GOAL OF THE EXERCISE >> Take each line containing the word "this" and copy it.

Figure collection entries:
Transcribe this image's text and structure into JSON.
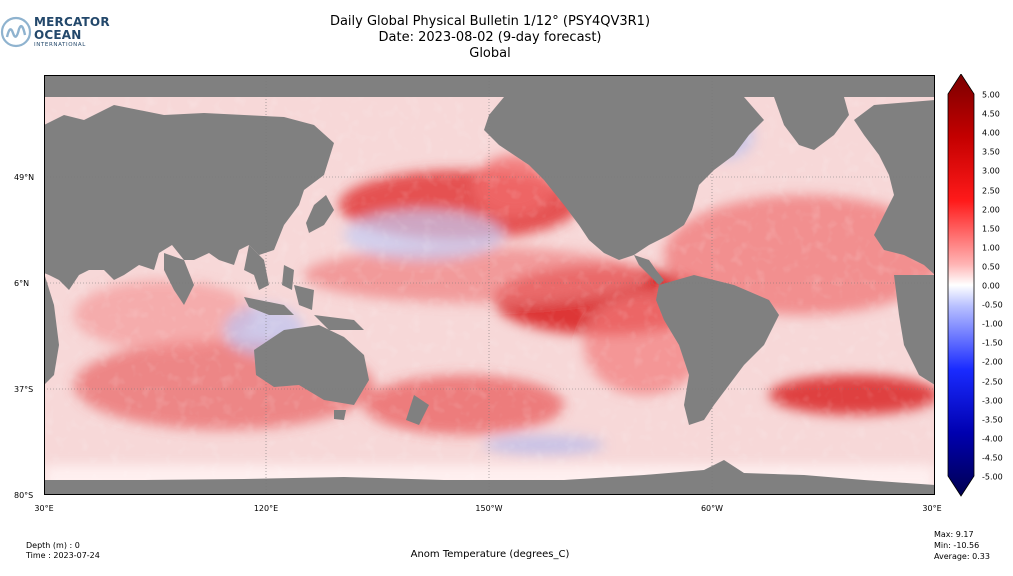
{
  "header": {
    "logo_line1": "MERCATOR",
    "logo_line2": "OCEAN",
    "logo_line3": "INTERNATIONAL",
    "title_line1": "Daily Global Physical Bulletin 1/12° (PSY4QV3R1)",
    "title_line2": "Date: 2023-08-02 (9-day forecast)",
    "title_line3": "Global"
  },
  "map": {
    "lat_labels": [
      "49°N",
      "6°N",
      "37°S",
      "80°S"
    ],
    "lon_labels": [
      "30°E",
      "120°E",
      "150°W",
      "60°W",
      "30°E"
    ],
    "colors": {
      "land": "#808080",
      "ice": "#ffffff",
      "warm": "#d40000",
      "cool": "#1e3cd8"
    }
  },
  "colorbar": {
    "ticks": [
      "5.00",
      "4.50",
      "4.00",
      "3.50",
      "3.00",
      "2.50",
      "2.00",
      "1.50",
      "1.00",
      "0.50",
      "0.00",
      "-0.50",
      "-1.00",
      "-1.50",
      "-2.00",
      "-2.50",
      "-3.00",
      "-3.50",
      "-4.00",
      "-4.50",
      "-5.00"
    ],
    "range": [
      -5,
      5
    ]
  },
  "footer": {
    "depth": "Depth (m) : 0",
    "time": "Time : 2023-07-24",
    "variable": "Anom Temperature (degrees_C)",
    "max": "Max:  9.17",
    "min": "Min: -10.56",
    "average": "Average:  0.33"
  }
}
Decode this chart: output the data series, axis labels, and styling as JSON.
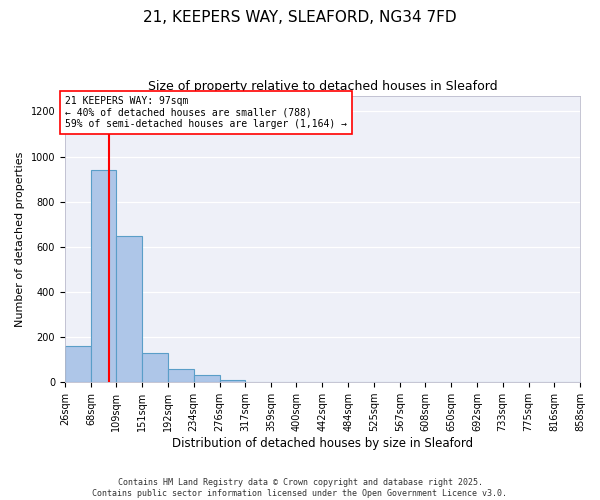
{
  "title": "21, KEEPERS WAY, SLEAFORD, NG34 7FD",
  "subtitle": "Size of property relative to detached houses in Sleaford",
  "xlabel": "Distribution of detached houses by size in Sleaford",
  "ylabel": "Number of detached properties",
  "bin_edges": [
    26,
    68,
    109,
    151,
    192,
    234,
    276,
    317,
    359,
    400,
    442,
    484,
    525,
    567,
    608,
    650,
    692,
    733,
    775,
    816,
    858
  ],
  "bar_heights": [
    160,
    940,
    650,
    130,
    60,
    30,
    10,
    3,
    1,
    1,
    0,
    0,
    0,
    0,
    0,
    0,
    0,
    0,
    0,
    0
  ],
  "bar_color": "#aec6e8",
  "bar_edgecolor": "#5a9ec8",
  "bar_linewidth": 0.8,
  "vline_x": 97,
  "vline_color": "red",
  "vline_linewidth": 1.5,
  "annotation_text": "21 KEEPERS WAY: 97sqm\n← 40% of detached houses are smaller (788)\n59% of semi-detached houses are larger (1,164) →",
  "annotation_box_color": "white",
  "annotation_box_edgecolor": "red",
  "ylim": [
    0,
    1270
  ],
  "yticks": [
    0,
    200,
    400,
    600,
    800,
    1000,
    1200
  ],
  "background_color": "#eef0f8",
  "grid_color": "white",
  "footer_text": "Contains HM Land Registry data © Crown copyright and database right 2025.\nContains public sector information licensed under the Open Government Licence v3.0.",
  "title_fontsize": 11,
  "subtitle_fontsize": 9,
  "xlabel_fontsize": 8.5,
  "ylabel_fontsize": 8,
  "tick_fontsize": 7,
  "annotation_fontsize": 7,
  "footer_fontsize": 6
}
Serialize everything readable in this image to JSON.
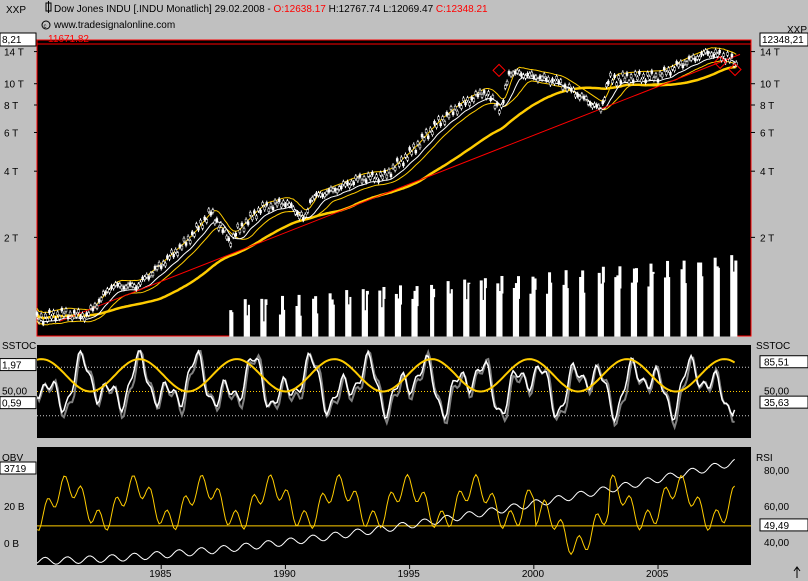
{
  "window": {
    "xxp_left": "XXP",
    "xxp_right": "XXP",
    "title_prefix": "Dow Jones INDU [.INDU  Monatlich] 29.02.2008 - ",
    "title_open": "O:12638.17",
    "title_hl": " H:12767.74 L:12069.47 ",
    "title_close": "C:12348.21",
    "source": "www.tradesignalonline.com",
    "trendline_label": "11671.82",
    "left_value_box": "8,21",
    "right_value_box": "12348,21"
  },
  "colors": {
    "background": "#000000",
    "frame": "#c0c0c0",
    "line_red": "#ff0000",
    "yellow": "#ffcc00",
    "white": "#ffffff",
    "gray": "#808080"
  },
  "panels": {
    "price": {
      "y_ticks_left": [
        "14 T",
        "10 T",
        "8 T",
        "6 T",
        "4 T",
        "2 T"
      ],
      "y_ticks_right": [
        "14 T",
        "10 T",
        "8 T",
        "6 T",
        "4 T",
        "2 T"
      ]
    },
    "sstoc": {
      "title_left": "SSTOC",
      "title_right": "SSTOC",
      "left_values": [
        "1,97",
        "50,00",
        "0,59"
      ],
      "right_values": [
        "85,51",
        "50,00",
        "35,63"
      ]
    },
    "obv": {
      "title_left": "OBV",
      "title_right": "RSI",
      "left_values": [
        "3719",
        "20 B",
        "0 B"
      ],
      "right_values": [
        "80,00",
        "60,00",
        "49,49",
        "40,00"
      ]
    }
  },
  "x_axis": {
    "labels": [
      "1985",
      "1990",
      "1995",
      "2000",
      "2005"
    ]
  },
  "chart_data": [
    {
      "type": "line",
      "title": "Dow Jones INDU [.INDU  Monatlich]",
      "scale": "log",
      "x": [
        1980,
        1981,
        1982,
        1983,
        1984,
        1985,
        1986,
        1987,
        1987.8,
        1988,
        1989,
        1990,
        1990.8,
        1991,
        1992,
        1993,
        1994,
        1995,
        1996,
        1997,
        1998,
        1998.7,
        1999,
        2000,
        2001,
        2002.7,
        2003,
        2004,
        2005,
        2006,
        2007,
        2007.8,
        2008.15
      ],
      "series": [
        {
          "name": "INDU",
          "values": [
            850,
            900,
            880,
            1200,
            1200,
            1500,
            1900,
            2600,
            1900,
            2100,
            2700,
            2900,
            2400,
            3000,
            3300,
            3700,
            3800,
            4800,
            6400,
            7900,
            9200,
            7600,
            11300,
            10800,
            10200,
            7600,
            10400,
            10700,
            10800,
            12400,
            13900,
            13200,
            12348
          ]
        }
      ],
      "ylim": [
        750,
        15000
      ],
      "horizontal_line": 11671.82
    },
    {
      "type": "line",
      "title": "SSTOC",
      "ylim": [
        0,
        100
      ],
      "reference_lines": [
        50,
        80,
        20
      ],
      "last_values": [
        85.51,
        35.63
      ]
    },
    {
      "type": "line",
      "title": "OBV / RSI",
      "ylim": [
        30,
        90
      ],
      "reference_line": 49.49,
      "last_values": [
        49.49
      ]
    }
  ]
}
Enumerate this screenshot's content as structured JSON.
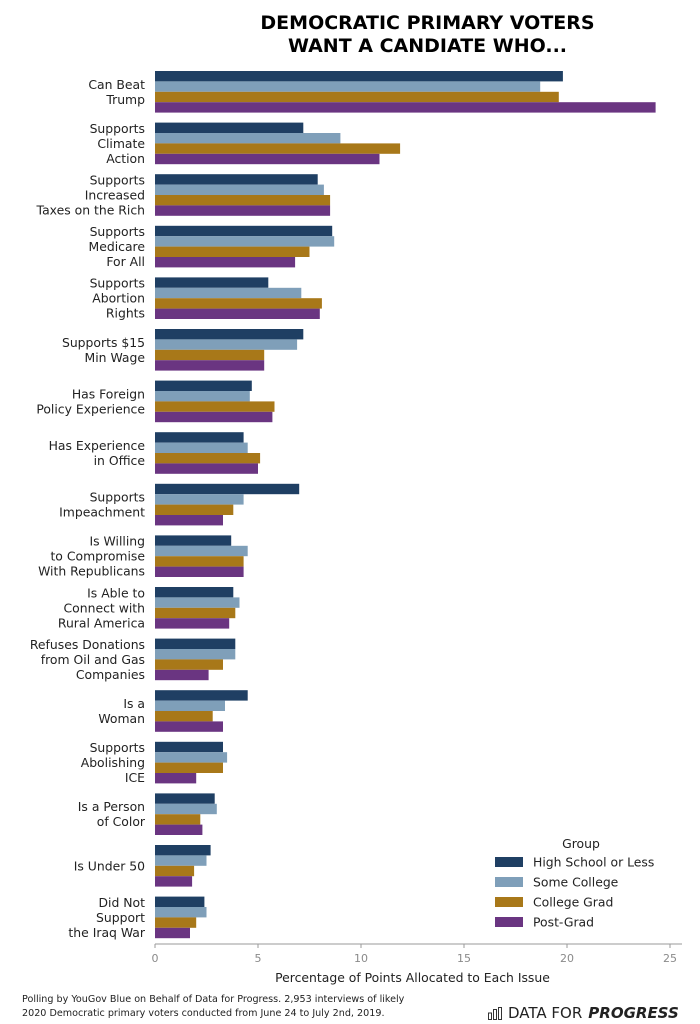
{
  "chart_data": {
    "type": "bar",
    "orientation": "horizontal",
    "title_lines": [
      "DEMOCRATIC PRIMARY VOTERS",
      "WANT A CANDIATE WHO..."
    ],
    "xlabel": "Percentage of Points Allocated to Each Issue",
    "ylabel": "",
    "xlim": [
      0,
      25
    ],
    "x_ticks": [
      "0",
      "5",
      "10",
      "15",
      "20",
      "25"
    ],
    "grid": false,
    "legend_title": "Group",
    "legend_position": "bottom-right",
    "categories": [
      [
        "Can Beat",
        "Trump"
      ],
      [
        "Supports",
        "Climate",
        "Action"
      ],
      [
        "Supports",
        "Increased",
        "Taxes on the Rich"
      ],
      [
        "Supports",
        "Medicare",
        "For All"
      ],
      [
        "Supports",
        "Abortion",
        "Rights"
      ],
      [
        "Supports $15",
        "Min Wage"
      ],
      [
        "Has Foreign",
        "Policy Experience"
      ],
      [
        "Has Experience",
        "in Office"
      ],
      [
        "Supports",
        "Impeachment"
      ],
      [
        "Is Willing",
        "to Compromise",
        "With Republicans"
      ],
      [
        "Is Able to",
        "Connect with",
        "Rural America"
      ],
      [
        "Refuses Donations",
        "from Oil and Gas",
        "Companies"
      ],
      [
        "Is a",
        "Woman"
      ],
      [
        "Supports",
        "Abolishing",
        "ICE"
      ],
      [
        "Is a Person",
        "of Color"
      ],
      [
        "Is Under 50"
      ],
      [
        "Did Not",
        "Support",
        "the Iraq War"
      ]
    ],
    "series": [
      {
        "name": "High School or Less",
        "color": "#1f3f63",
        "values": [
          19.8,
          7.2,
          7.9,
          8.6,
          5.5,
          7.2,
          4.7,
          4.3,
          7.0,
          3.7,
          3.8,
          3.9,
          4.5,
          3.3,
          2.9,
          2.7,
          2.4
        ]
      },
      {
        "name": "Some College",
        "color": "#7f9fb9",
        "values": [
          18.7,
          9.0,
          8.2,
          8.7,
          7.1,
          6.9,
          4.6,
          4.5,
          4.3,
          4.5,
          4.1,
          3.9,
          3.4,
          3.5,
          3.0,
          2.5,
          2.5
        ]
      },
      {
        "name": "College Grad",
        "color": "#a87819",
        "values": [
          19.6,
          11.9,
          8.5,
          7.5,
          8.1,
          5.3,
          5.8,
          5.1,
          3.8,
          4.3,
          3.9,
          3.3,
          2.8,
          3.3,
          2.2,
          1.9,
          2.0
        ]
      },
      {
        "name": "Post-Grad",
        "color": "#6a3581",
        "values": [
          24.3,
          10.9,
          8.5,
          6.8,
          8.0,
          5.3,
          5.7,
          5.0,
          3.3,
          4.3,
          3.6,
          2.6,
          3.3,
          2.0,
          2.3,
          1.8,
          1.7
        ]
      }
    ]
  },
  "footnote_lines": [
    "Polling by YouGov Blue on Behalf of Data for Progress. 2,953 interviews of likely",
    "2020 Democratic primary voters conducted from June 24 to July 2nd, 2019."
  ],
  "brand": {
    "part1": "DATA FOR",
    "part2": "PROGRESS",
    "icon": "bar-chart-logo-icon"
  }
}
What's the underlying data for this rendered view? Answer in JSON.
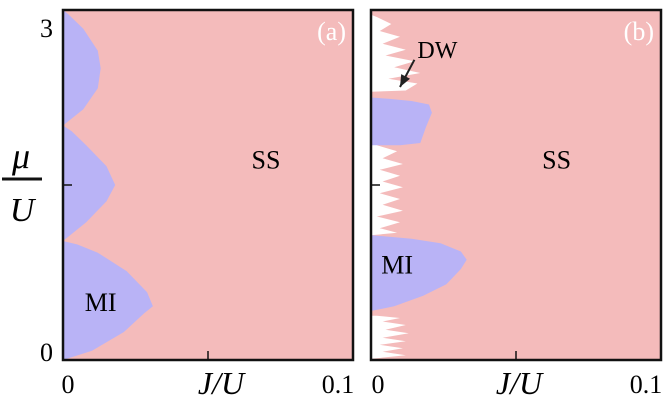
{
  "figure": {
    "colors": {
      "superSolid": "#f4bbbb",
      "mottInsulator": "#b9b3f6",
      "densityWave": "#ffffff",
      "frame": "#111111"
    },
    "yAxisLabel": {
      "numerator": "μ",
      "denominator": "U"
    }
  },
  "chart_data": [
    {
      "type": "area",
      "panel_label": "(a)",
      "xlabel": "J/U",
      "ylabel": "μ/U",
      "xlim": [
        0,
        0.1
      ],
      "ylim": [
        0,
        3
      ],
      "x_ticks": [
        "0",
        "0.1"
      ],
      "y_ticks": [
        "0",
        "3"
      ],
      "region_labels": [
        {
          "text": "MI",
          "x": 0.013,
          "y": 0.42
        },
        {
          "text": "SS",
          "x": 0.07,
          "y": 1.64
        }
      ],
      "regions": [
        {
          "name": "SS",
          "fill": "superSolid",
          "boundary": [
            [
              0,
              0
            ],
            [
              0.1,
              0
            ],
            [
              0.1,
              3
            ],
            [
              0,
              3
            ]
          ]
        },
        {
          "name": "MI",
          "fill": "mottInsulator",
          "boundary": [
            [
              0,
              0
            ],
            [
              0.01,
              0.08
            ],
            [
              0.021,
              0.24
            ],
            [
              0.028,
              0.4
            ],
            [
              0.031,
              0.46
            ],
            [
              0.029,
              0.58
            ],
            [
              0.022,
              0.76
            ],
            [
              0.012,
              0.92
            ],
            [
              0.005,
              0.99
            ],
            [
              0,
              1.02
            ]
          ]
        },
        {
          "name": "MI",
          "fill": "mottInsulator",
          "boundary": [
            [
              0,
              1.02
            ],
            [
              0.008,
              1.18
            ],
            [
              0.015,
              1.36
            ],
            [
              0.018,
              1.5
            ],
            [
              0.015,
              1.66
            ],
            [
              0.008,
              1.84
            ],
            [
              0.003,
              1.96
            ],
            [
              0,
              2.01
            ]
          ]
        },
        {
          "name": "MI",
          "fill": "mottInsulator",
          "boundary": [
            [
              0,
              2.01
            ],
            [
              0.007,
              2.15
            ],
            [
              0.012,
              2.33
            ],
            [
              0.013,
              2.5
            ],
            [
              0.012,
              2.65
            ],
            [
              0.007,
              2.84
            ],
            [
              0.002,
              2.96
            ],
            [
              0,
              3
            ]
          ]
        }
      ]
    },
    {
      "type": "area",
      "panel_label": "(b)",
      "xlabel": "J/U",
      "ylabel": "μ/U",
      "xlim": [
        0,
        0.1
      ],
      "ylim": [
        0,
        3
      ],
      "x_ticks": [
        "0",
        "0.1"
      ],
      "y_ticks": [],
      "region_labels": [
        {
          "text": "MI",
          "x": 0.009,
          "y": 0.74
        },
        {
          "text": "SS",
          "x": 0.064,
          "y": 1.64
        }
      ],
      "annotations": [
        {
          "text": "DW",
          "x": 0.016,
          "y": 2.59,
          "arrow_to": [
            0.01,
            2.34
          ]
        }
      ],
      "regions": [
        {
          "name": "SS",
          "fill": "superSolid",
          "boundary": [
            [
              0,
              0
            ],
            [
              0.1,
              0
            ],
            [
              0.1,
              3
            ],
            [
              0,
              3
            ]
          ]
        },
        {
          "name": "DW",
          "fill": "densityWave",
          "boundary": [
            [
              0,
              0.01
            ],
            [
              0.012,
              0.04
            ],
            [
              0.004,
              0.07
            ],
            [
              0.011,
              0.1
            ],
            [
              0.003,
              0.13
            ],
            [
              0.012,
              0.16
            ],
            [
              0.004,
              0.19
            ],
            [
              0.013,
              0.23
            ],
            [
              0.005,
              0.26
            ],
            [
              0.012,
              0.3
            ],
            [
              0.004,
              0.33
            ],
            [
              0.01,
              0.36
            ],
            [
              0.002,
              0.38
            ],
            [
              0,
              0.38
            ]
          ]
        },
        {
          "name": "DW",
          "fill": "densityWave",
          "boundary": [
            [
              0,
              1.07
            ],
            [
              0.009,
              1.09
            ],
            [
              0.003,
              1.13
            ],
            [
              0.01,
              1.18
            ],
            [
              0.002,
              1.23
            ],
            [
              0.011,
              1.28
            ],
            [
              0.004,
              1.33
            ],
            [
              0.01,
              1.38
            ],
            [
              0.003,
              1.43
            ],
            [
              0.011,
              1.48
            ],
            [
              0.004,
              1.53
            ],
            [
              0.01,
              1.58
            ],
            [
              0.003,
              1.63
            ],
            [
              0.011,
              1.68
            ],
            [
              0.004,
              1.73
            ],
            [
              0.009,
              1.79
            ],
            [
              0.002,
              1.84
            ],
            [
              0.008,
              1.89
            ],
            [
              0.003,
              1.95
            ],
            [
              0.006,
              2.01
            ],
            [
              0,
              2.03
            ]
          ]
        },
        {
          "name": "DW",
          "fill": "densityWave",
          "boundary": [
            [
              0,
              2.3
            ],
            [
              0.012,
              2.31
            ],
            [
              0.016,
              2.37
            ],
            [
              0.006,
              2.41
            ],
            [
              0.017,
              2.46
            ],
            [
              0.008,
              2.51
            ],
            [
              0.015,
              2.56
            ],
            [
              0.005,
              2.61
            ],
            [
              0.012,
              2.66
            ],
            [
              0.004,
              2.71
            ],
            [
              0.01,
              2.77
            ],
            [
              0.003,
              2.82
            ],
            [
              0.007,
              2.88
            ],
            [
              0.002,
              2.94
            ],
            [
              0,
              2.96
            ]
          ]
        },
        {
          "name": "MI",
          "fill": "mottInsulator",
          "boundary": [
            [
              0,
              0.42
            ],
            [
              0.008,
              0.46
            ],
            [
              0.018,
              0.55
            ],
            [
              0.026,
              0.65
            ],
            [
              0.031,
              0.78
            ],
            [
              0.033,
              0.86
            ],
            [
              0.031,
              0.93
            ],
            [
              0.024,
              1.0
            ],
            [
              0.014,
              1.04
            ],
            [
              0,
              1.07
            ]
          ]
        },
        {
          "name": "MI",
          "fill": "mottInsulator",
          "boundary": [
            [
              0,
              1.84
            ],
            [
              0.01,
              1.84
            ],
            [
              0.017,
              1.86
            ],
            [
              0.019,
              2.0
            ],
            [
              0.021,
              2.12
            ],
            [
              0.02,
              2.19
            ],
            [
              0.014,
              2.22
            ],
            [
              0.006,
              2.24
            ],
            [
              0,
              2.25
            ]
          ]
        }
      ]
    }
  ]
}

RESPONSE TO THE EXERCISE >>
Transcribe this image's text and structure into JSON.
Decode this chart: output the data series, axis labels, and styling as JSON.
Serialize everything readable in this image to JSON.
Enumerate this screenshot's content as structured JSON.
What's the underlying data for this rendered view? Answer in JSON.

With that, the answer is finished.